▼

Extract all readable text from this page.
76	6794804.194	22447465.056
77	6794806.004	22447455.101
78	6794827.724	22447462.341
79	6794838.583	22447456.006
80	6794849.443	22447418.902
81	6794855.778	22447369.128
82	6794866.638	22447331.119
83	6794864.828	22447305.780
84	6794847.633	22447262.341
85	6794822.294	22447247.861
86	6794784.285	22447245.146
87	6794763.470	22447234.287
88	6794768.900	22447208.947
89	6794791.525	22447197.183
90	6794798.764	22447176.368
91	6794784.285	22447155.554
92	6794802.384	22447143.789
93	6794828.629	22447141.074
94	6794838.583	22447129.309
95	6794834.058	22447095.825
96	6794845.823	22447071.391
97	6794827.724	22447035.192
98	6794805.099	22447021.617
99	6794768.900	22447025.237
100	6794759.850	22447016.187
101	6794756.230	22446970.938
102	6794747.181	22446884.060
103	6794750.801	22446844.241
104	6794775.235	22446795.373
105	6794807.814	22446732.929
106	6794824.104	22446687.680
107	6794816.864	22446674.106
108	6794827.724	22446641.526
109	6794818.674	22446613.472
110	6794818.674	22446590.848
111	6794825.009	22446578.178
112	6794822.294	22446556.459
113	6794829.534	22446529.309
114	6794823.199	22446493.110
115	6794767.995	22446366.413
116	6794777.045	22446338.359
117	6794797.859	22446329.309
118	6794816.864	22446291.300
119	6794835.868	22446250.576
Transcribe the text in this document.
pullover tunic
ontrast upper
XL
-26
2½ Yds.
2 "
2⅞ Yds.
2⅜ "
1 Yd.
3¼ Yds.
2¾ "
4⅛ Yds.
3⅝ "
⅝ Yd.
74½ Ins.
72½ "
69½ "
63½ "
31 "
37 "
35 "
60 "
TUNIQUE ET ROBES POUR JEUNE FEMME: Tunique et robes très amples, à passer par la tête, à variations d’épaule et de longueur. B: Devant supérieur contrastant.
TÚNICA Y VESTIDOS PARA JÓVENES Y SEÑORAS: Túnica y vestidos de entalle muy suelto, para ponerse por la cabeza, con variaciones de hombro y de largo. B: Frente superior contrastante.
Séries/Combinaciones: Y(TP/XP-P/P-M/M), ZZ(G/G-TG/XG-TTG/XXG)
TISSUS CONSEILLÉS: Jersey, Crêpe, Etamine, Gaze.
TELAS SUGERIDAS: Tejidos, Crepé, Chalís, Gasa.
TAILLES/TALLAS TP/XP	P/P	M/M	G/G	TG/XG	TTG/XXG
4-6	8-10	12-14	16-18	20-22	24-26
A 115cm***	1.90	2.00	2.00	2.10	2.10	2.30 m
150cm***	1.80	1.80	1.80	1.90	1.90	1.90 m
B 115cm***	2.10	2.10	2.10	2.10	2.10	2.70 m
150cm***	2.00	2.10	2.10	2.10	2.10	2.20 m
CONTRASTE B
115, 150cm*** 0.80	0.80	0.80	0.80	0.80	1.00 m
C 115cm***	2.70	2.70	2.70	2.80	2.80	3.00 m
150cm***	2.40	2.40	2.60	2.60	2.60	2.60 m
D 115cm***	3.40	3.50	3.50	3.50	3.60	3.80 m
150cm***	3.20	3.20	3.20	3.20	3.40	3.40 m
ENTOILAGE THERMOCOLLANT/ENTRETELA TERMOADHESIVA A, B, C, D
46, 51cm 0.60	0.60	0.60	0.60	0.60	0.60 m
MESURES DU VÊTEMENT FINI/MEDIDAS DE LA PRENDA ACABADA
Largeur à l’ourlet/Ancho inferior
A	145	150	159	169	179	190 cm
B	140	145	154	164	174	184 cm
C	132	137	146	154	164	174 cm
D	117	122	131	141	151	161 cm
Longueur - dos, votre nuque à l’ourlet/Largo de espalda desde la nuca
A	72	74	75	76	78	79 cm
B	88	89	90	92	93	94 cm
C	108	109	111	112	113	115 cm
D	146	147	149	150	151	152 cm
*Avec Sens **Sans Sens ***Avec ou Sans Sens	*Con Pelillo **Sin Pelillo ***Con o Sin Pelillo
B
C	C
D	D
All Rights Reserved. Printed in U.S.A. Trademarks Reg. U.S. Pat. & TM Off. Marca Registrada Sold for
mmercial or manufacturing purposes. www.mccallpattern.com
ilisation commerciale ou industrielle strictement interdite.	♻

▲

-- Stated problem --
Your task is to repeat each line of the material exactly.

-- Answer to this task --
Extract all readable text from this page.
76	6794804.194	22447465.056
77	6794806.004	22447455.101
78	6794827.724	22447462.341
79	6794838.583	22447456.006
80	6794849.443	22447418.902
81	6794855.778	22447369.128
82	6794866.638	22447331.119
83	6794864.828	22447305.780
84	6794847.633	22447262.341
85	6794822.294	22447247.861
86	6794784.285	22447245.146
87	6794763.470	22447234.287
88	6794768.900	22447208.947
89	6794791.525	22447197.183
90	6794798.764	22447176.368
91	6794784.285	22447155.554
92	6794802.384	22447143.789
93	6794828.629	22447141.074
94	6794838.583	22447129.309
95	6794834.058	22447095.825
96	6794845.823	22447071.391
97	6794827.724	22447035.192
98	6794805.099	22447021.617
99	6794768.900	22447025.237
100	6794759.850	22447016.187
101	6794756.230	22446970.938
102	6794747.181	22446884.060
103	6794750.801	22446844.241
104	6794775.235	22446795.373
105	6794807.814	22446732.929
106	6794824.104	22446687.680
107	6794816.864	22446674.106
108	6794827.724	22446641.526
109	6794818.674	22446613.472
110	6794818.674	22446590.848
111	6794825.009	22446578.178
112	6794822.294	22446556.459
113	6794829.534	22446529.309
114	6794823.199	22446493.110
115	6794767.995	22446366.413
116	6794777.045	22446338.359
117	6794797.859	22446329.309
118	6794816.864	22446291.300
119	6794835.868	22446250.576
Transcribe the text in this document.
pullover tunic
ontrast upper
XL
-26
2½ Yds.
2 "
2⅞ Yds.
2⅜ "
1 Yd.
3¼ Yds.
2¾ "
4⅛ Yds.
3⅝ "
⅝ Yd.
74½ Ins.
72½ "
69½ "
63½ "
31 "
37 "
35 "
60 "
TUNIQUE ET ROBES POUR JEUNE FEMME: Tunique et robes très amples, à passer par la tête, à variations d’épaule et de longueur. B: Devant supérieur contrastant.
TÚNICA Y VESTIDOS PARA JÓVENES Y SEÑORAS: Túnica y vestidos de entalle muy suelto, para ponerse por la cabeza, con variaciones de hombro y de largo. B: Frente superior contrastante.
Séries/Combinaciones: Y(TP/XP-P/P-M/M), ZZ(G/G-TG/XG-TTG/XXG)
TISSUS CONSEILLÉS: Jersey, Crêpe, Etamine, Gaze.
TELAS SUGERIDAS: Tejidos, Crepé, Chalís, Gasa.
TAILLES/TALLAS TP/XP	P/P	M/M	G/G	TG/XG	TTG/XXG
4-6	8-10	12-14	16-18	20-22	24-26
A 115cm***	1.90	2.00	2.00	2.10	2.10	2.30 m
150cm***	1.80	1.80	1.80	1.90	1.90	1.90 m
B 115cm***	2.10	2.10	2.10	2.10	2.10	2.70 m
150cm***	2.00	2.10	2.10	2.10	2.10	2.20 m
CONTRASTE B
115, 150cm*** 0.80	0.80	0.80	0.80	0.80	1.00 m
C 115cm***	2.70	2.70	2.70	2.80	2.80	3.00 m
150cm***	2.40	2.40	2.60	2.60	2.60	2.60 m
D 115cm***	3.40	3.50	3.50	3.50	3.60	3.80 m
150cm***	3.20	3.20	3.20	3.20	3.40	3.40 m
ENTOILAGE THERMOCOLLANT/ENTRETELA TERMOADHESIVA A, B, C, D
46, 51cm 0.60	0.60	0.60	0.60	0.60	0.60 m
MESURES DU VÊTEMENT FINI/MEDIDAS DE LA PRENDA ACABADA
Largeur à l’ourlet/Ancho inferior
A	145	150	159	169	179	190 cm
B	140	145	154	164	174	184 cm
C	132	137	146	154	164	174 cm
D	117	122	131	141	151	161 cm
Longueur - dos, votre nuque à l’ourlet/Largo de espalda desde la nuca
A	72	74	75	76	78	79 cm
B	88	89	90	92	93	94 cm
C	108	109	111	112	113	115 cm
D	146	147	149	150	151	152 cm
*Avec Sens **Sans Sens ***Avec ou Sans Sens	*Con Pelillo **Sin Pelillo ***Con o Sin Pelillo
B
C	C
D	D
All Rights Reserved. Printed in U.S.A. Trademarks Reg. U.S. Pat. & TM Off. Marca Registrada Sold for
mmercial or manufacturing purposes. www.mccallpattern.com
ilisation commerciale ou industrielle strictement interdite.	♻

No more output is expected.